++++ Supplied information

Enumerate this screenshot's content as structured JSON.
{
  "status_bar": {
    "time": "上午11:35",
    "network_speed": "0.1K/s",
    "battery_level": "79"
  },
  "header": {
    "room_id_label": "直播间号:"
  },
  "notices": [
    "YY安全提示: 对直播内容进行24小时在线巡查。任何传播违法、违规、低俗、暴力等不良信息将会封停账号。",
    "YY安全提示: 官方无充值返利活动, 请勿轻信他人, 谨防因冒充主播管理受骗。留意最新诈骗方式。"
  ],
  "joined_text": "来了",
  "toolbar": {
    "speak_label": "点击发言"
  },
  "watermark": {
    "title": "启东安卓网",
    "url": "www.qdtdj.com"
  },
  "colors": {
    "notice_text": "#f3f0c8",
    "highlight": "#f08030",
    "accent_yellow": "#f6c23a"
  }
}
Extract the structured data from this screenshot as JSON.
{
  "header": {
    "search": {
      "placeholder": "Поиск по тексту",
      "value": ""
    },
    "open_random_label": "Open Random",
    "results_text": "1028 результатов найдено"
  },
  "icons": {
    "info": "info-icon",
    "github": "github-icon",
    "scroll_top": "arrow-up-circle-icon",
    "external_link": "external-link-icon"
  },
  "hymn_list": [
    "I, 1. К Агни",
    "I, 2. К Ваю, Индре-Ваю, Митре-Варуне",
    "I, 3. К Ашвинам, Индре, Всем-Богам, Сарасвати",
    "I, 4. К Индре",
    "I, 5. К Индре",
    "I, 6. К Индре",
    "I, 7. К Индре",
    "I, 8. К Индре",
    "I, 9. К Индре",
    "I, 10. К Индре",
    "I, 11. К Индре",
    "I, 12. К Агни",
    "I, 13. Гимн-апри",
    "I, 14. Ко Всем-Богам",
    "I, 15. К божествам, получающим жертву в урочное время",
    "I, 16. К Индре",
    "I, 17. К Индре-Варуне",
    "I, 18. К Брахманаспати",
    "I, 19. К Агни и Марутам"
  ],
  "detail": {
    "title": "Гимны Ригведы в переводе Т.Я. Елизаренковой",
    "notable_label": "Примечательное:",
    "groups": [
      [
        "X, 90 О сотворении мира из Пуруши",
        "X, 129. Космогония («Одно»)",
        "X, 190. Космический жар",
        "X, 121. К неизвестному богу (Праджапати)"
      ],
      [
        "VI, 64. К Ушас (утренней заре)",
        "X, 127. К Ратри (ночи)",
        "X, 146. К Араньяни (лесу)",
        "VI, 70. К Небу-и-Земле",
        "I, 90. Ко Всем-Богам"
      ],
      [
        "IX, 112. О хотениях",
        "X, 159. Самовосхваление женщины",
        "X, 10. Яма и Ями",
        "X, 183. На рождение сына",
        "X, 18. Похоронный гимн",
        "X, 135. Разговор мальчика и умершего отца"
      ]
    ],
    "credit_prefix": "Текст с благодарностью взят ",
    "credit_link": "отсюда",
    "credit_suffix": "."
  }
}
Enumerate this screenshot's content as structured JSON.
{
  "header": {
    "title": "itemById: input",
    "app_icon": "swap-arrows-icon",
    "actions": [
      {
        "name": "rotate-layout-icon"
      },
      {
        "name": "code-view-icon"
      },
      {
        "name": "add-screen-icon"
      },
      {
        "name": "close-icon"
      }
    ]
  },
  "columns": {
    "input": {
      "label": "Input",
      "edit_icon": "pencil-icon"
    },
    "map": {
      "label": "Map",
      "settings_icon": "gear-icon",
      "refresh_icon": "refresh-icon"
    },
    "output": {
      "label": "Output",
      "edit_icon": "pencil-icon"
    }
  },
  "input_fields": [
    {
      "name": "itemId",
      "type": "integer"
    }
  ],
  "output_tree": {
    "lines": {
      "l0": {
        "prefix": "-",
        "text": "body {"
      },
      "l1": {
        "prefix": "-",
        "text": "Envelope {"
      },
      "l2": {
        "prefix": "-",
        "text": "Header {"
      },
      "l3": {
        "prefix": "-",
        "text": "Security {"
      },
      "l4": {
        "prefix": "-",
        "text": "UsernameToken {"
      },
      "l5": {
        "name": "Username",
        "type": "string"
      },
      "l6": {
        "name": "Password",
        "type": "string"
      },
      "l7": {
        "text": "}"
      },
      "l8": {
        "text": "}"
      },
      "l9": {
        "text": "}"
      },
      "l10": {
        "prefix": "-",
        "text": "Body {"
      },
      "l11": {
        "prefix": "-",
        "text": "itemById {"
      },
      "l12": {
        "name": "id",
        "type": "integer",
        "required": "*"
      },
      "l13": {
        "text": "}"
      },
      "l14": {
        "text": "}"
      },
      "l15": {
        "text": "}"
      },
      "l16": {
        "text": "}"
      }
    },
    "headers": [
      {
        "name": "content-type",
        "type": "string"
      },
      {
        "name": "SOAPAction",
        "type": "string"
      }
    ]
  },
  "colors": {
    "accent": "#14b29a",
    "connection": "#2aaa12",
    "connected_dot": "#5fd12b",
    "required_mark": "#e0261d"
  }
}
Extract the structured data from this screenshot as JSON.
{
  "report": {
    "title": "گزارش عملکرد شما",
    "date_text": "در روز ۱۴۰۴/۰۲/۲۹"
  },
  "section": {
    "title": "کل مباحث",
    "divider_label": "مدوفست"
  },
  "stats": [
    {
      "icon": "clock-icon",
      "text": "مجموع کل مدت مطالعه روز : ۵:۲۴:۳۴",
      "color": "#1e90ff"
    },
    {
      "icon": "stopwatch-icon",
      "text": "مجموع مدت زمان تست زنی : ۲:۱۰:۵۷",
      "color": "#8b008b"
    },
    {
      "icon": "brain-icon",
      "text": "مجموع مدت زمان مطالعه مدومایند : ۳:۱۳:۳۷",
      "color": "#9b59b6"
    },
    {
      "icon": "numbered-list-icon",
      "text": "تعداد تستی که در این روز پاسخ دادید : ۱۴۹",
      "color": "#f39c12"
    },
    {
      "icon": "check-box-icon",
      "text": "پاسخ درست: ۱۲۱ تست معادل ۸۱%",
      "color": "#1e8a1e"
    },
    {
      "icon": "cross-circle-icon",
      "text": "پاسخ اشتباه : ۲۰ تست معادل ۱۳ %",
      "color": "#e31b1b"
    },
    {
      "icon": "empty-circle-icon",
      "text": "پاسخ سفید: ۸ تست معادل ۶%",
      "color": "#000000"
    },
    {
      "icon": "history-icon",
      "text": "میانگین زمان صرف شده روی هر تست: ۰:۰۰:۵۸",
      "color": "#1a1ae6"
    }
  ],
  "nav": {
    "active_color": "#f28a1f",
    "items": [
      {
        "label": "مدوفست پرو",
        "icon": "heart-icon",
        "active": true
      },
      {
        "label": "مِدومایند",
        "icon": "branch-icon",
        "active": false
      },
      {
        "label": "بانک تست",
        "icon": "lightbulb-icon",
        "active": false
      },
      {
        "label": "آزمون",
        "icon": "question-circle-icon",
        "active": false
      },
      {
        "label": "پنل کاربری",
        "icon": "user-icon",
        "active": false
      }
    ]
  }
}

++++++++

Requirements. Give back all the data exactly as written.

Full output.
Enumerate this screenshot's content as structured JSON.
{
  "status_bar": {
    "time": "上午11:35",
    "network_speed": "0.1K/s",
    "battery_level": "79"
  },
  "header": {
    "room_id_label": "直播间号:"
  },
  "notices": [
    "YY安全提示: 对直播内容进行24小时在线巡查。任何传播违法、违规、低俗、暴力等不良信息将会封停账号。",
    "YY安全提示: 官方无充值返利活动, 请勿轻信他人, 谨防因冒充主播管理受骗。留意最新诈骗方式。"
  ],
  "joined_text": "来了",
  "toolbar": {
    "speak_label": "点击发言"
  },
  "watermark": {
    "title": "启东安卓网",
    "url": "www.qdtdj.com"
  },
  "colors": {
    "notice_text": "#f3f0c8",
    "highlight": "#f08030",
    "accent_yellow": "#f6c23a"
  }
}
Extract the structured data from this screenshot as JSON.
{
  "header": {
    "search": {
      "placeholder": "Поиск по тексту",
      "value": ""
    },
    "open_random_label": "Open Random",
    "results_text": "1028 результатов найдено"
  },
  "icons": {
    "info": "info-icon",
    "github": "github-icon",
    "scroll_top": "arrow-up-circle-icon",
    "external_link": "external-link-icon"
  },
  "hymn_list": [
    "I, 1. К Агни",
    "I, 2. К Ваю, Индре-Ваю, Митре-Варуне",
    "I, 3. К Ашвинам, Индре, Всем-Богам, Сарасвати",
    "I, 4. К Индре",
    "I, 5. К Индре",
    "I, 6. К Индре",
    "I, 7. К Индре",
    "I, 8. К Индре",
    "I, 9. К Индре",
    "I, 10. К Индре",
    "I, 11. К Индре",
    "I, 12. К Агни",
    "I, 13. Гимн-апри",
    "I, 14. Ко Всем-Богам",
    "I, 15. К божествам, получающим жертву в урочное время",
    "I, 16. К Индре",
    "I, 17. К Индре-Варуне",
    "I, 18. К Брахманаспати",
    "I, 19. К Агни и Марутам"
  ],
  "detail": {
    "title": "Гимны Ригведы в переводе Т.Я. Елизаренковой",
    "notable_label": "Примечательное:",
    "groups": [
      [
        "X, 90 О сотворении мира из Пуруши",
        "X, 129. Космогония («Одно»)",
        "X, 190. Космический жар",
        "X, 121. К неизвестному богу (Праджапати)"
      ],
      [
        "VI, 64. К Ушас (утренней заре)",
        "X, 127. К Ратри (ночи)",
        "X, 146. К Араньяни (лесу)",
        "VI, 70. К Небу-и-Земле",
        "I, 90. Ко Всем-Богам"
      ],
      [
        "IX, 112. О хотениях",
        "X, 159. Самовосхваление женщины",
        "X, 10. Яма и Ями",
        "X, 183. На рождение сына",
        "X, 18. Похоронный гимн",
        "X, 135. Разговор мальчика и умершего отца"
      ]
    ],
    "credit_prefix": "Текст с благодарностью взят ",
    "credit_link": "отсюда",
    "credit_suffix": "."
  }
}
Enumerate this screenshot's content as structured JSON.
{
  "header": {
    "title": "itemById: input",
    "app_icon": "swap-arrows-icon",
    "actions": [
      {
        "name": "rotate-layout-icon"
      },
      {
        "name": "code-view-icon"
      },
      {
        "name": "add-screen-icon"
      },
      {
        "name": "close-icon"
      }
    ]
  },
  "columns": {
    "input": {
      "label": "Input",
      "edit_icon": "pencil-icon"
    },
    "map": {
      "label": "Map",
      "settings_icon": "gear-icon",
      "refresh_icon": "refresh-icon"
    },
    "output": {
      "label": "Output",
      "edit_icon": "pencil-icon"
    }
  },
  "input_fields": [
    {
      "name": "itemId",
      "type": "integer"
    }
  ],
  "output_tree": {
    "lines": {
      "l0": {
        "prefix": "-",
        "text": "body {"
      },
      "l1": {
        "prefix": "-",
        "text": "Envelope {"
      },
      "l2": {
        "prefix": "-",
        "text": "Header {"
      },
      "l3": {
        "prefix": "-",
        "text": "Security {"
      },
      "l4": {
        "prefix": "-",
        "text": "UsernameToken {"
      },
      "l5": {
        "name": "Username",
        "type": "string"
      },
      "l6": {
        "name": "Password",
        "type": "string"
      },
      "l7": {
        "text": "}"
      },
      "l8": {
        "text": "}"
      },
      "l9": {
        "text": "}"
      },
      "l10": {
        "prefix": "-",
        "text": "Body {"
      },
      "l11": {
        "prefix": "-",
        "text": "itemById {"
      },
      "l12": {
        "name": "id",
        "type": "integer",
        "required": "*"
      },
      "l13": {
        "text": "}"
      },
      "l14": {
        "text": "}"
      },
      "l15": {
        "text": "}"
      },
      "l16": {
        "text": "}"
      }
    },
    "headers": [
      {
        "name": "content-type",
        "type": "string"
      },
      {
        "name": "SOAPAction",
        "type": "string"
      }
    ]
  },
  "colors": {
    "accent": "#14b29a",
    "connection": "#2aaa12",
    "connected_dot": "#5fd12b",
    "required_mark": "#e0261d"
  }
}
Extract the structured data from this screenshot as JSON.
{
  "report": {
    "title": "گزارش عملکرد شما",
    "date_text": "در روز ۱۴۰۴/۰۲/۲۹"
  },
  "section": {
    "title": "کل مباحث",
    "divider_label": "مدوفست"
  },
  "stats": [
    {
      "icon": "clock-icon",
      "text": "مجموع کل مدت مطالعه روز : ۵:۲۴:۳۴",
      "color": "#1e90ff"
    },
    {
      "icon": "stopwatch-icon",
      "text": "مجموع مدت زمان تست زنی : ۲:۱۰:۵۷",
      "color": "#8b008b"
    },
    {
      "icon": "brain-icon",
      "text": "مجموع مدت زمان مطالعه مدومایند : ۳:۱۳:۳۷",
      "color": "#9b59b6"
    },
    {
      "icon": "numbered-list-icon",
      "text": "تعداد تستی که در این روز پاسخ دادید : ۱۴۹",
      "color": "#f39c12"
    },
    {
      "icon": "check-box-icon",
      "text": "پاسخ درست: ۱۲۱ تست معادل ۸۱%",
      "color": "#1e8a1e"
    },
    {
      "icon": "cross-circle-icon",
      "text": "پاسخ اشتباه : ۲۰ تست معادل ۱۳ %",
      "color": "#e31b1b"
    },
    {
      "icon": "empty-circle-icon",
      "text": "پاسخ سفید: ۸ تست معادل ۶%",
      "color": "#000000"
    },
    {
      "icon": "history-icon",
      "text": "میانگین زمان صرف شده روی هر تست: ۰:۰۰:۵۸",
      "color": "#1a1ae6"
    }
  ],
  "nav": {
    "active_color": "#f28a1f",
    "items": [
      {
        "label": "مدوفست پرو",
        "icon": "heart-icon",
        "active": true
      },
      {
        "label": "مِدومایند",
        "icon": "branch-icon",
        "active": false
      },
      {
        "label": "بانک تست",
        "icon": "lightbulb-icon",
        "active": false
      },
      {
        "label": "آزمون",
        "icon": "question-circle-icon",
        "active": false
      },
      {
        "label": "پنل کاربری",
        "icon": "user-icon",
        "active": false
      }
    ]
  }
}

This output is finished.